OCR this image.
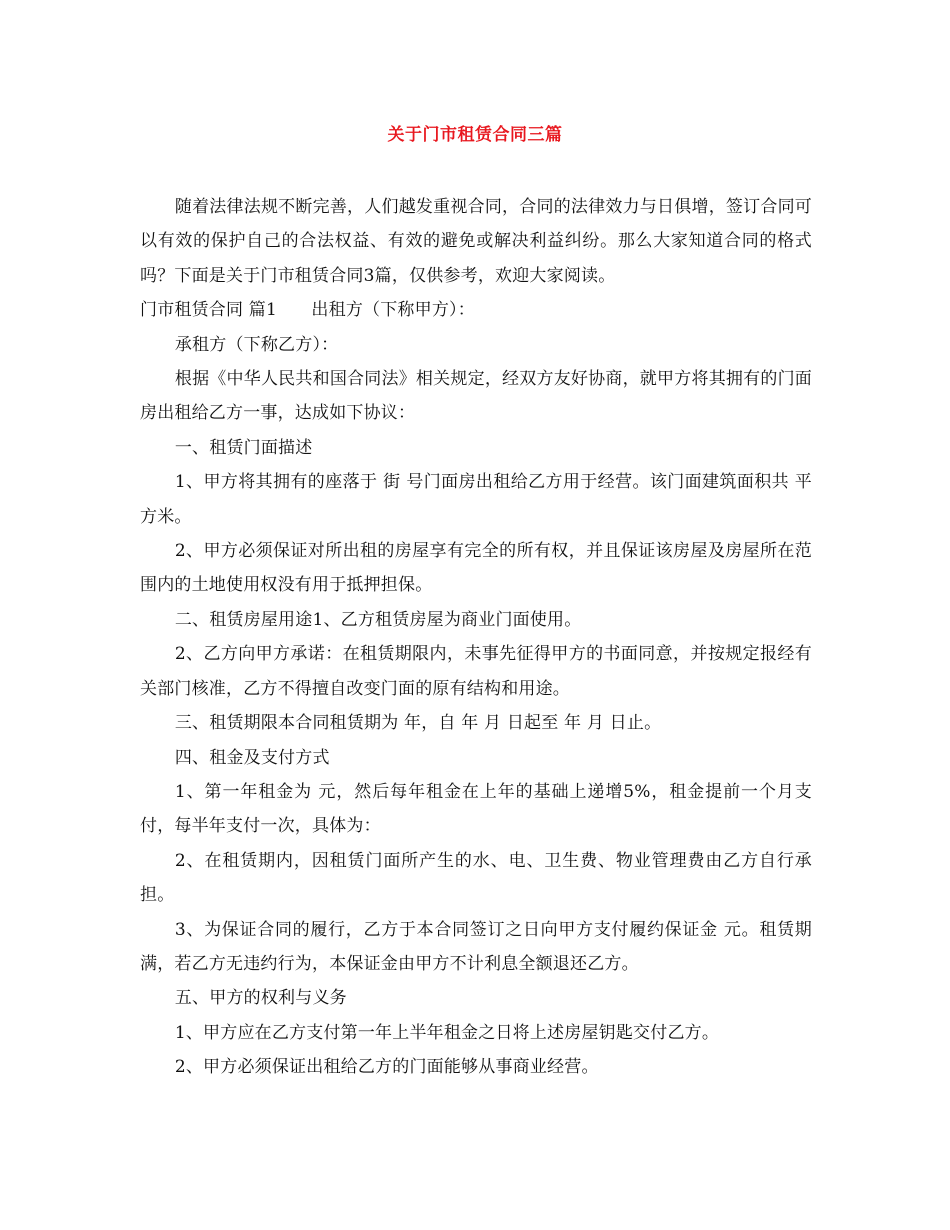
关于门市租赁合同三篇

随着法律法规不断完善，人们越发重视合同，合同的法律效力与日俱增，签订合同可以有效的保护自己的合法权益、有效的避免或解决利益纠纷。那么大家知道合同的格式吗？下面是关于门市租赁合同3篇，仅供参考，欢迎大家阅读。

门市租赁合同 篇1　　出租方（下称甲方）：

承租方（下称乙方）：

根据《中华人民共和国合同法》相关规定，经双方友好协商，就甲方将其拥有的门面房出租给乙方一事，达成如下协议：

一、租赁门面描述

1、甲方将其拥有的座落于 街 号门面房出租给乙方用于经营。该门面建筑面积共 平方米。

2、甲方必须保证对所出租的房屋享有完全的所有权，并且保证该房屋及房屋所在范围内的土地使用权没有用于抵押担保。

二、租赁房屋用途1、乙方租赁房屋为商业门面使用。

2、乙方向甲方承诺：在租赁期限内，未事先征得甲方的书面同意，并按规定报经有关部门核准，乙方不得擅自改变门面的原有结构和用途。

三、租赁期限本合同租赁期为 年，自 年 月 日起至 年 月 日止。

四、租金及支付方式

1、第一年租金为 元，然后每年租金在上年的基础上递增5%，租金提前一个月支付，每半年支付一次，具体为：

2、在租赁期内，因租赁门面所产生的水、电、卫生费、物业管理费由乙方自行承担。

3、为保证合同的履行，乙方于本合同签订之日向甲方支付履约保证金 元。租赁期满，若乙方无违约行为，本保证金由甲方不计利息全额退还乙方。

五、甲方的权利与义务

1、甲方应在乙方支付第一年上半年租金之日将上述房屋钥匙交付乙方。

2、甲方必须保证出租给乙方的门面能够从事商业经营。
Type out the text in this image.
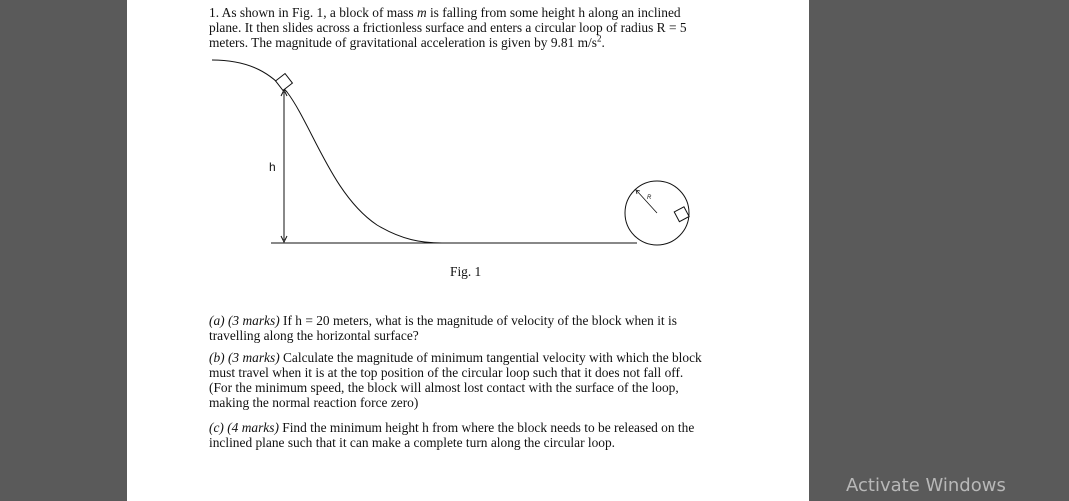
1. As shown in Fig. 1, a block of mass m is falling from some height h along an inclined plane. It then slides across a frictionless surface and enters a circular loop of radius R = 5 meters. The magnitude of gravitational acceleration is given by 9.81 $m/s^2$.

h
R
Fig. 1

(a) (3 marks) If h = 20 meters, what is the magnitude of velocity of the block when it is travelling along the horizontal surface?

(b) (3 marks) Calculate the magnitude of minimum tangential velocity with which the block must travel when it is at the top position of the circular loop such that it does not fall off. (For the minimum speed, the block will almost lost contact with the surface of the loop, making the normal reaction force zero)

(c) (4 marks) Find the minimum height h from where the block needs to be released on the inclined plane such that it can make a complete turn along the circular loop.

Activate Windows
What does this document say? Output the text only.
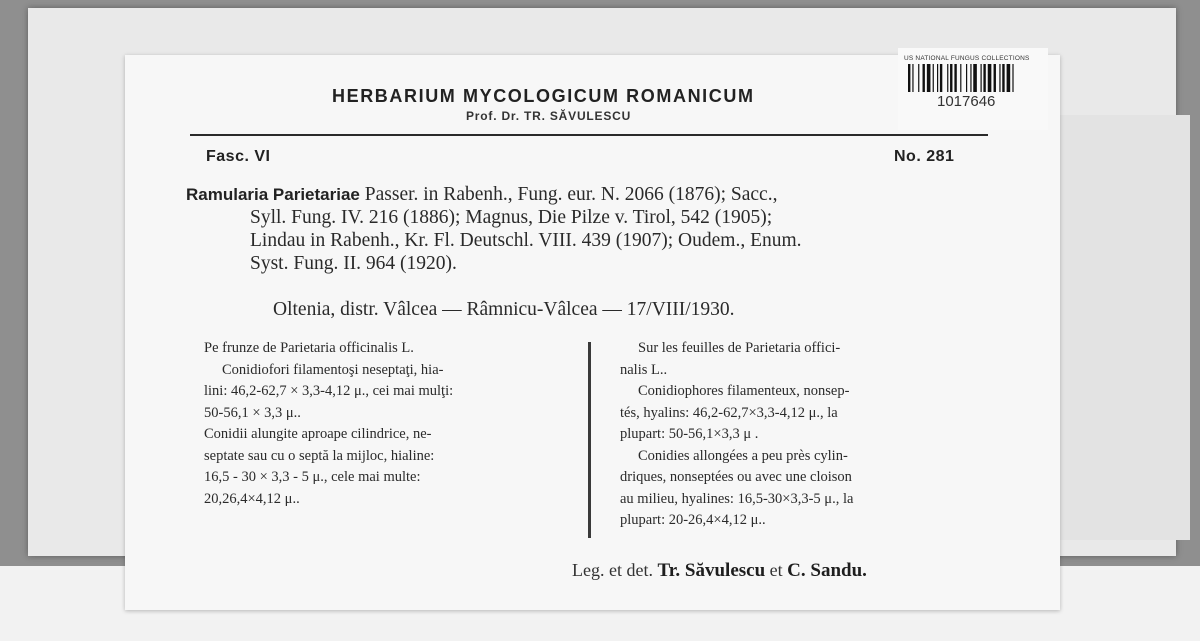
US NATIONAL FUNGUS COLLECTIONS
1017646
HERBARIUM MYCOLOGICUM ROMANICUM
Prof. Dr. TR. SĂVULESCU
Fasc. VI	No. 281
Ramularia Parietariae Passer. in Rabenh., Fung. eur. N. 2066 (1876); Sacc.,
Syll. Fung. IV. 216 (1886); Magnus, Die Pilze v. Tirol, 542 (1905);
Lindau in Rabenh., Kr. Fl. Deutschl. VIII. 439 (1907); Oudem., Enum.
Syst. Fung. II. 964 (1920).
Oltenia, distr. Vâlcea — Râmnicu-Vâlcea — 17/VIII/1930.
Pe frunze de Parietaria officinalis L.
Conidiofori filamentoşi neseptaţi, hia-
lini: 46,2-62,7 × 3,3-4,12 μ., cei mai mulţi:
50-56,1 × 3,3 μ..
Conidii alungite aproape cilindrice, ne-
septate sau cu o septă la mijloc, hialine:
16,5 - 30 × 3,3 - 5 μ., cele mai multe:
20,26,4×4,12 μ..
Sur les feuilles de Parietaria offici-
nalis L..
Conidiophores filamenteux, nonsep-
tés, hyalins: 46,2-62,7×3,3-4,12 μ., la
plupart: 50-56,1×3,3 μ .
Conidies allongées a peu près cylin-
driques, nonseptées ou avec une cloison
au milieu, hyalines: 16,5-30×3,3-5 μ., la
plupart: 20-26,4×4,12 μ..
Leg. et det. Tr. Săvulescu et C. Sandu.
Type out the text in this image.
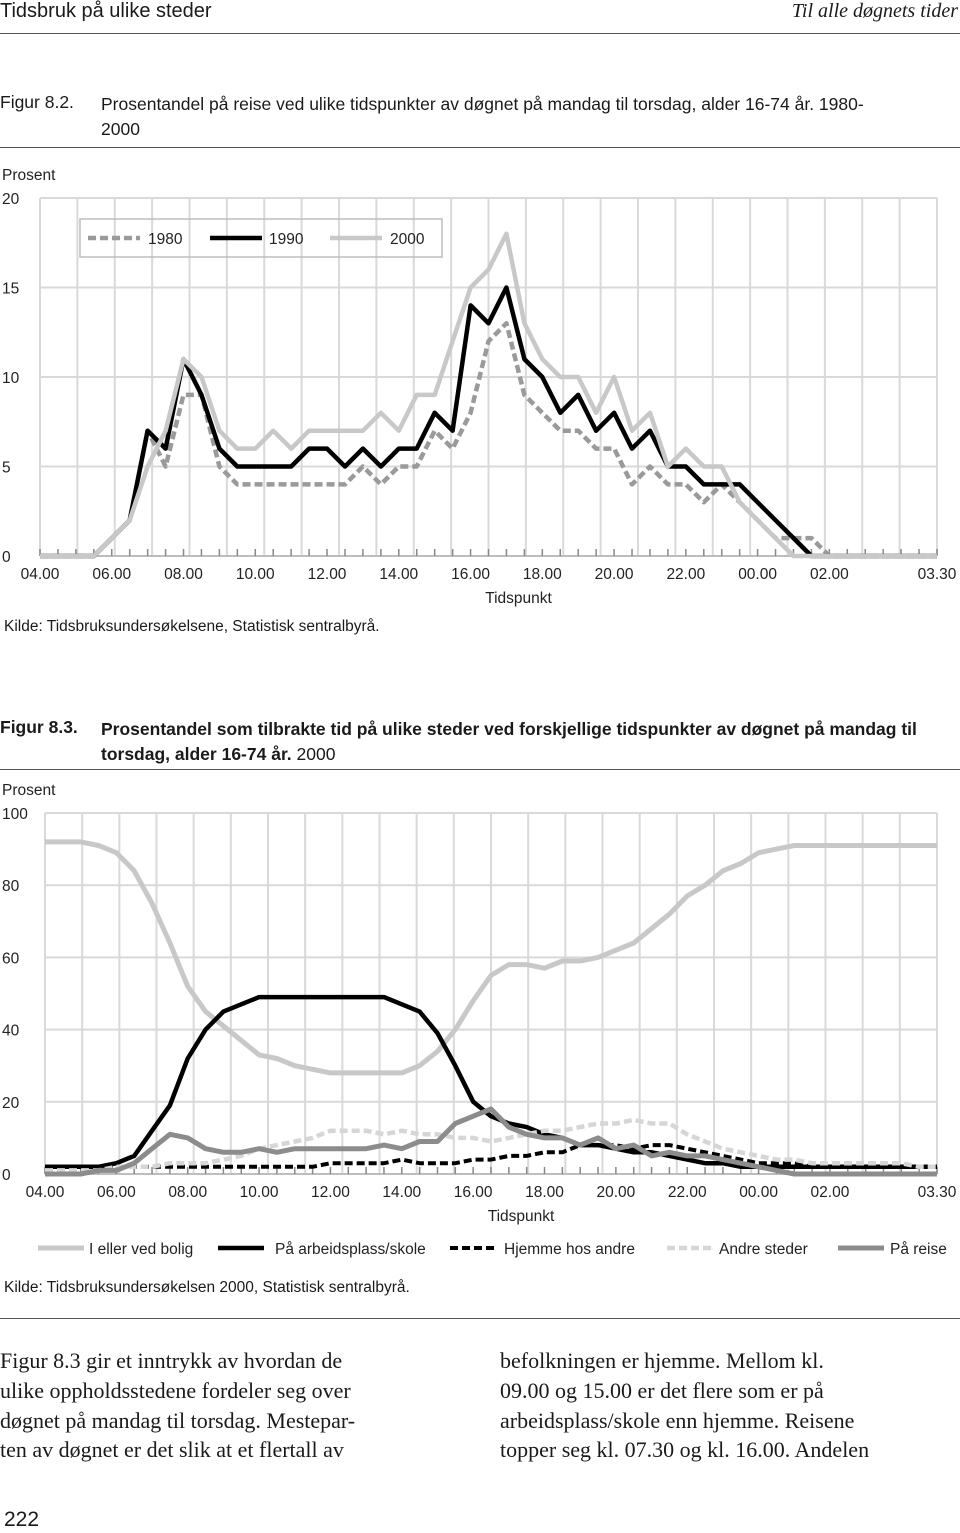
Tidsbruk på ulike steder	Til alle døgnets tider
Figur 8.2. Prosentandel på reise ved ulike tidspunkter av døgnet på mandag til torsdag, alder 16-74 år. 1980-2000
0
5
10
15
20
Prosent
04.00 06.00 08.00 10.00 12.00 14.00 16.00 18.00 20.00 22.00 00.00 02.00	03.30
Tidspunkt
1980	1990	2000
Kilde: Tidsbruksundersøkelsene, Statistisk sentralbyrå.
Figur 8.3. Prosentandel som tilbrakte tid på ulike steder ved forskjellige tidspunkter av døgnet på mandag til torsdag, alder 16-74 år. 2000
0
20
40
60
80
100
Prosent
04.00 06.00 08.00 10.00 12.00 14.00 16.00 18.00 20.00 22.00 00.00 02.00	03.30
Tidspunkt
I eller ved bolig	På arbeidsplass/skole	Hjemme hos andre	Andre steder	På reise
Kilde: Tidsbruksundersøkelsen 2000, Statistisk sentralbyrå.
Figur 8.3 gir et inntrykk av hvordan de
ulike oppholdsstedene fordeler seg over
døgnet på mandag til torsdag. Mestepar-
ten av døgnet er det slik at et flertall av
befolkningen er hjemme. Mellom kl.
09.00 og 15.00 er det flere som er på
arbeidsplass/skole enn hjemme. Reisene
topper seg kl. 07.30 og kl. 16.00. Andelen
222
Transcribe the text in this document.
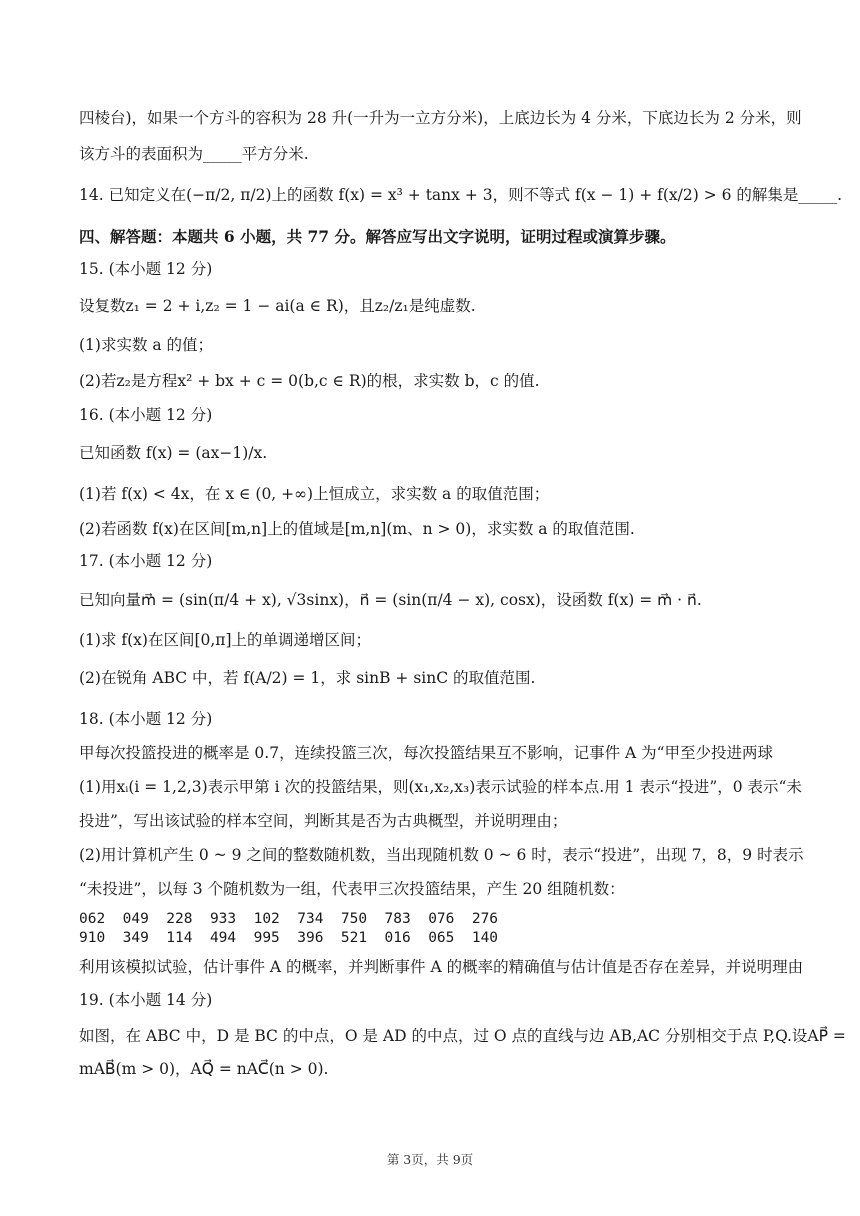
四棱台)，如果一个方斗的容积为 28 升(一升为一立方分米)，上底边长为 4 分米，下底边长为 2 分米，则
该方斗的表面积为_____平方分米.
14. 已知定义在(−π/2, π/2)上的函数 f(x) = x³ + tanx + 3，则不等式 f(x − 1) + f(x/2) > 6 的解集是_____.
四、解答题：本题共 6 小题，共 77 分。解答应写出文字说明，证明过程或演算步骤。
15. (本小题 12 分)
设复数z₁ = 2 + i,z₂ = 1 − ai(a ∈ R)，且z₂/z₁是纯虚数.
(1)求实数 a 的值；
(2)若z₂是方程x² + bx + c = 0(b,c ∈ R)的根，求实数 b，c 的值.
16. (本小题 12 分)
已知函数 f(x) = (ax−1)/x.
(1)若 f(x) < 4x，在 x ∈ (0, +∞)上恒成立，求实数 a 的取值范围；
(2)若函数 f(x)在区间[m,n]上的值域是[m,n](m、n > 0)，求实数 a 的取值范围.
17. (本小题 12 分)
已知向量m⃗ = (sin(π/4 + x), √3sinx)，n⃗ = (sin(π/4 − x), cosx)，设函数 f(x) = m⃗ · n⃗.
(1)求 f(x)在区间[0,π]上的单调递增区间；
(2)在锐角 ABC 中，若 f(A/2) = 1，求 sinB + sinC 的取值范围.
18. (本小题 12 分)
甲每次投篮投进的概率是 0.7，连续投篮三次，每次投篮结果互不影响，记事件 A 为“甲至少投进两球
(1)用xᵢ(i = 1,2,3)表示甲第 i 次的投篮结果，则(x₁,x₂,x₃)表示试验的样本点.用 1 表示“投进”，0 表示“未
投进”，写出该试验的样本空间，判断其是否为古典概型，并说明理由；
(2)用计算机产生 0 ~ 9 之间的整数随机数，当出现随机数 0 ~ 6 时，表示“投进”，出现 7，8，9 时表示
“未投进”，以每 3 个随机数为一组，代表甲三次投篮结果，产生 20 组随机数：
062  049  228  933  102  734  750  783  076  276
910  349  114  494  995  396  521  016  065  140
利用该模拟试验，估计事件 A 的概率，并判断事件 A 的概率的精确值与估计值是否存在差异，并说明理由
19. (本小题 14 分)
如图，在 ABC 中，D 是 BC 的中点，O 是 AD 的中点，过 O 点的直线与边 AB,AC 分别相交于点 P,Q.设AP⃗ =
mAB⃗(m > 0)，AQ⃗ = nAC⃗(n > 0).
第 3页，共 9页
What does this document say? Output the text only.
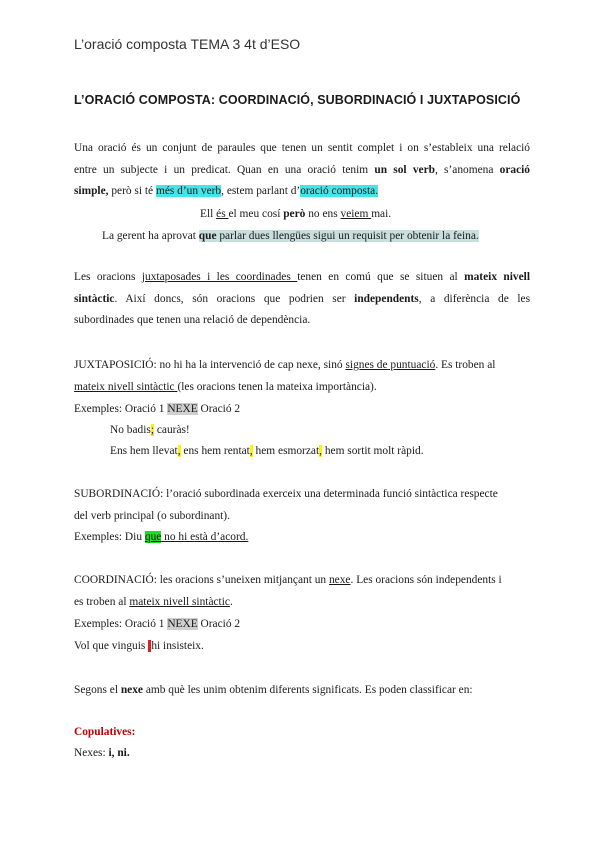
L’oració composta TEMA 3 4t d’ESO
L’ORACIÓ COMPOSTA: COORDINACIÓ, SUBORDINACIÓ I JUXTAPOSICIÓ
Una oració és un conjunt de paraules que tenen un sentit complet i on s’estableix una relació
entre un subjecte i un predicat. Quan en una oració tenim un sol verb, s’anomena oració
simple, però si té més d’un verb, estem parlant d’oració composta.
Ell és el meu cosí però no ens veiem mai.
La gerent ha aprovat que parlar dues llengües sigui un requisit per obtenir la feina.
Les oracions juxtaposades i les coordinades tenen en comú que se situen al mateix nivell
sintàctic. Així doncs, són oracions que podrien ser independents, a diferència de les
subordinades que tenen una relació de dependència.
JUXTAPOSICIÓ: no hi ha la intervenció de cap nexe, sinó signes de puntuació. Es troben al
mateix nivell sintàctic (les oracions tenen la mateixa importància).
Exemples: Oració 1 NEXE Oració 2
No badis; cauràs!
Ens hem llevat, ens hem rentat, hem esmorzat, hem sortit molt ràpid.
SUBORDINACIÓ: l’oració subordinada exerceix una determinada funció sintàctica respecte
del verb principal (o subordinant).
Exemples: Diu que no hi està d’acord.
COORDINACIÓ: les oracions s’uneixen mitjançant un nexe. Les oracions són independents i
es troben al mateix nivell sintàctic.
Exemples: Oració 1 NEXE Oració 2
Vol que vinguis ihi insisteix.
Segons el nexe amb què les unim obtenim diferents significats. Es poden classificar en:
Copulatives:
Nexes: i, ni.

______________________________

### Direction
Extract every line containing the string "torsdag" from the material.

### Solution below
Figur 8.2. Prosentandel på reise ved ulike tidspunkter av døgnet på mandag til torsdag, alder 16-74 år. 1980-2000
Figur 8.3. Prosentandel som tilbrakte tid på ulike steder ved forskjellige tidspunkter av døgnet på mandag til torsdag, alder 16-74 år. 2000
døgnet på mandag til torsdag. Mestepar-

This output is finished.